(Entries taken from a collection)
· · · ·

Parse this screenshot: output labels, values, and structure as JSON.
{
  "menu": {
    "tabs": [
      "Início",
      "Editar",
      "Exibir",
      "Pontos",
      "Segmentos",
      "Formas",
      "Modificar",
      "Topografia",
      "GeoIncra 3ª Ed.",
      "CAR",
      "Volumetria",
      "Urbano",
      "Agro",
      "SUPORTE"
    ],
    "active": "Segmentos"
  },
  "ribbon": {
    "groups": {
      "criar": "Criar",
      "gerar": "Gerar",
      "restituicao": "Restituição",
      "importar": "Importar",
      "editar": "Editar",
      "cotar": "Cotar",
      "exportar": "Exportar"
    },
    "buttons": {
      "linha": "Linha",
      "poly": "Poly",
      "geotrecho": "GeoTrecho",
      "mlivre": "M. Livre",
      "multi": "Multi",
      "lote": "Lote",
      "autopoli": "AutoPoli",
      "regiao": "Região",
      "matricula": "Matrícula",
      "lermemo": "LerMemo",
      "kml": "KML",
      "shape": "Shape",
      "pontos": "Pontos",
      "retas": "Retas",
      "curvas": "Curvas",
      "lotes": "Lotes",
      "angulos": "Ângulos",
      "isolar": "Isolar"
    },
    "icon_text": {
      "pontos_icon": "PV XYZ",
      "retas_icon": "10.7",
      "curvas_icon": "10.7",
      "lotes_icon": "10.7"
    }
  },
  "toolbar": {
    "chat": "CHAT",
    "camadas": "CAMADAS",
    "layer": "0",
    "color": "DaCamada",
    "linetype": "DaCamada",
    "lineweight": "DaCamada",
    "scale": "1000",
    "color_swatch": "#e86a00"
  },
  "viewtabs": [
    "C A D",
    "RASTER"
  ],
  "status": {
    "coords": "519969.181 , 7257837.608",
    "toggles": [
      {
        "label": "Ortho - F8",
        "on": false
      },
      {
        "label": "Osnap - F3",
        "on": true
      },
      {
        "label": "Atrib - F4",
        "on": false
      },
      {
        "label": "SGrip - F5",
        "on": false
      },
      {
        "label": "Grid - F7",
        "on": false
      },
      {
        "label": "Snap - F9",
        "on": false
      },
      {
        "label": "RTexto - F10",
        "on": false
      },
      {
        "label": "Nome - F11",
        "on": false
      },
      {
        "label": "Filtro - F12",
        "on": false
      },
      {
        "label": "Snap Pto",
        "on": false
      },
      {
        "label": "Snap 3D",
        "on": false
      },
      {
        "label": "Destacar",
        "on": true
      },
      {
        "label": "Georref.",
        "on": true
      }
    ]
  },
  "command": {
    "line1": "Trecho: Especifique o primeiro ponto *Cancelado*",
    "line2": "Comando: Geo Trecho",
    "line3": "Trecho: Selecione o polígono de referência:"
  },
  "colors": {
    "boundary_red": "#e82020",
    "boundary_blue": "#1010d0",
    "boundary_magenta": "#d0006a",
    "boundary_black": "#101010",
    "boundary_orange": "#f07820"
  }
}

· · · ·

## WRITTEN TASK
Write out the records above again, keeping each one identical to the original.

## SOLUTION FOR THIS TASK
Parse this screenshot: output labels, values, and structure as JSON.
{
  "menu": {
    "tabs": [
      "Início",
      "Editar",
      "Exibir",
      "Pontos",
      "Segmentos",
      "Formas",
      "Modificar",
      "Topografia",
      "GeoIncra 3ª Ed.",
      "CAR",
      "Volumetria",
      "Urbano",
      "Agro",
      "SUPORTE"
    ],
    "active": "Segmentos"
  },
  "ribbon": {
    "groups": {
      "criar": "Criar",
      "gerar": "Gerar",
      "restituicao": "Restituição",
      "importar": "Importar",
      "editar": "Editar",
      "cotar": "Cotar",
      "exportar": "Exportar"
    },
    "buttons": {
      "linha": "Linha",
      "poly": "Poly",
      "geotrecho": "GeoTrecho",
      "mlivre": "M. Livre",
      "multi": "Multi",
      "lote": "Lote",
      "autopoli": "AutoPoli",
      "regiao": "Região",
      "matricula": "Matrícula",
      "lermemo": "LerMemo",
      "kml": "KML",
      "shape": "Shape",
      "pontos": "Pontos",
      "retas": "Retas",
      "curvas": "Curvas",
      "lotes": "Lotes",
      "angulos": "Ângulos",
      "isolar": "Isolar"
    },
    "icon_text": {
      "pontos_icon": "PV XYZ",
      "retas_icon": "10.7",
      "curvas_icon": "10.7",
      "lotes_icon": "10.7"
    }
  },
  "toolbar": {
    "chat": "CHAT",
    "camadas": "CAMADAS",
    "layer": "0",
    "color": "DaCamada",
    "linetype": "DaCamada",
    "lineweight": "DaCamada",
    "scale": "1000",
    "color_swatch": "#e86a00"
  },
  "viewtabs": [
    "C A D",
    "RASTER"
  ],
  "status": {
    "coords": "519969.181 , 7257837.608",
    "toggles": [
      {
        "label": "Ortho - F8",
        "on": false
      },
      {
        "label": "Osnap - F3",
        "on": true
      },
      {
        "label": "Atrib - F4",
        "on": false
      },
      {
        "label": "SGrip - F5",
        "on": false
      },
      {
        "label": "Grid - F7",
        "on": false
      },
      {
        "label": "Snap - F9",
        "on": false
      },
      {
        "label": "RTexto - F10",
        "on": false
      },
      {
        "label": "Nome - F11",
        "on": false
      },
      {
        "label": "Filtro - F12",
        "on": false
      },
      {
        "label": "Snap Pto",
        "on": false
      },
      {
        "label": "Snap 3D",
        "on": false
      },
      {
        "label": "Destacar",
        "on": true
      },
      {
        "label": "Georref.",
        "on": true
      }
    ]
  },
  "command": {
    "line1": "Trecho: Especifique o primeiro ponto *Cancelado*",
    "line2": "Comando: Geo Trecho",
    "line3": "Trecho: Selecione o polígono de referência:"
  },
  "colors": {
    "boundary_red": "#e82020",
    "boundary_blue": "#1010d0",
    "boundary_magenta": "#d0006a",
    "boundary_black": "#101010",
    "boundary_orange": "#f07820"
  }
}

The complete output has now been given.